Exercise prompt
Without including any pictures, write out the data below exactly.

Data supplied
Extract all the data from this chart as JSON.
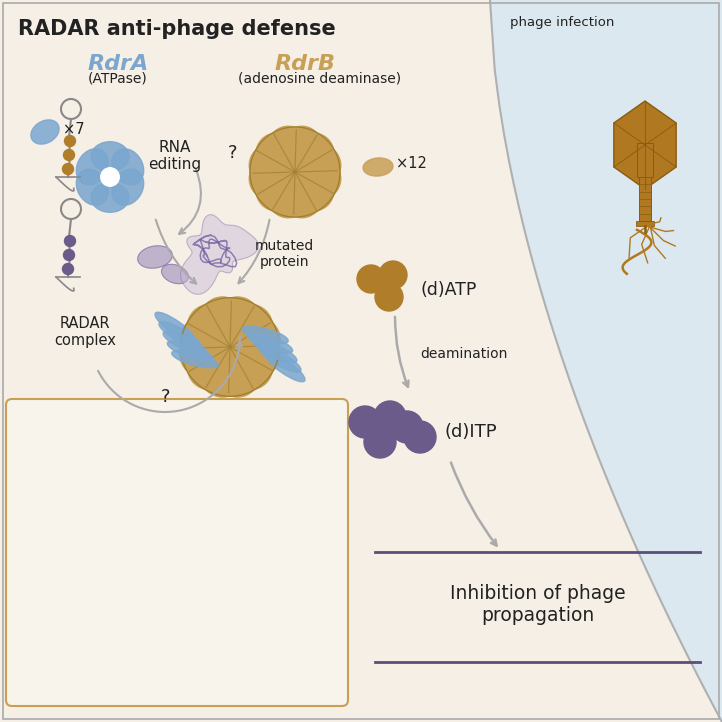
{
  "title": "RADAR anti-phage defense",
  "bg_main": "#f5efe6",
  "bg_phage": "#dce8f0",
  "rdra_color": "#7ba7cf",
  "rdrb_color": "#c8a055",
  "rdra_label": "RdrA",
  "rdrb_label": "RdrB",
  "rdra_sub": "(ATPase)",
  "rdrb_sub": "(adenosine deaminase)",
  "phage_infection_label": "phage infection",
  "radar_complex_label": "RADAR\ncomplex",
  "datp_label": "(d)ATP",
  "ditp_label": "(d)ITP",
  "deamination_label": "deamination",
  "inhibition_label": "Inhibition of phage\npropagation",
  "rna_editing_label": "RNA\nediting",
  "mutated_protein_label": "mutated\nprotein",
  "x7_label": "×7",
  "x12_label": "×12",
  "datp_color": "#b07d2a",
  "ditp_color": "#6b5b8a",
  "arrow_color": "#aaaaaa",
  "inhibition_line_color": "#5a4e7a",
  "text_color": "#222222",
  "box_border": "#c8a055",
  "inset_bg": "#f8f3eb",
  "phage_color": "#b07820",
  "line_color": "#c8b080"
}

Answer to the problem
Extract all the data from this chart as JSON.
{
  "title": "RADAR anti-phage defense",
  "bg_main": "#f5efe6",
  "bg_phage": "#dce8f0",
  "rdra_color": "#7ba7cf",
  "rdrb_color": "#c8a055",
  "rdra_label": "RdrA",
  "rdrb_label": "RdrB",
  "rdra_sub": "(ATPase)",
  "rdrb_sub": "(adenosine deaminase)",
  "phage_infection_label": "phage infection",
  "radar_complex_label": "RADAR\ncomplex",
  "datp_label": "(d)ATP",
  "ditp_label": "(d)ITP",
  "deamination_label": "deamination",
  "inhibition_label": "Inhibition of phage\npropagation",
  "rna_editing_label": "RNA\nediting",
  "mutated_protein_label": "mutated\nprotein",
  "x7_label": "×7",
  "x12_label": "×12",
  "datp_color": "#b07d2a",
  "ditp_color": "#6b5b8a",
  "arrow_color": "#aaaaaa",
  "inhibition_line_color": "#5a4e7a",
  "text_color": "#222222",
  "box_border": "#c8a055",
  "inset_bg": "#f8f3eb",
  "phage_color": "#b07820",
  "line_color": "#c8b080"
}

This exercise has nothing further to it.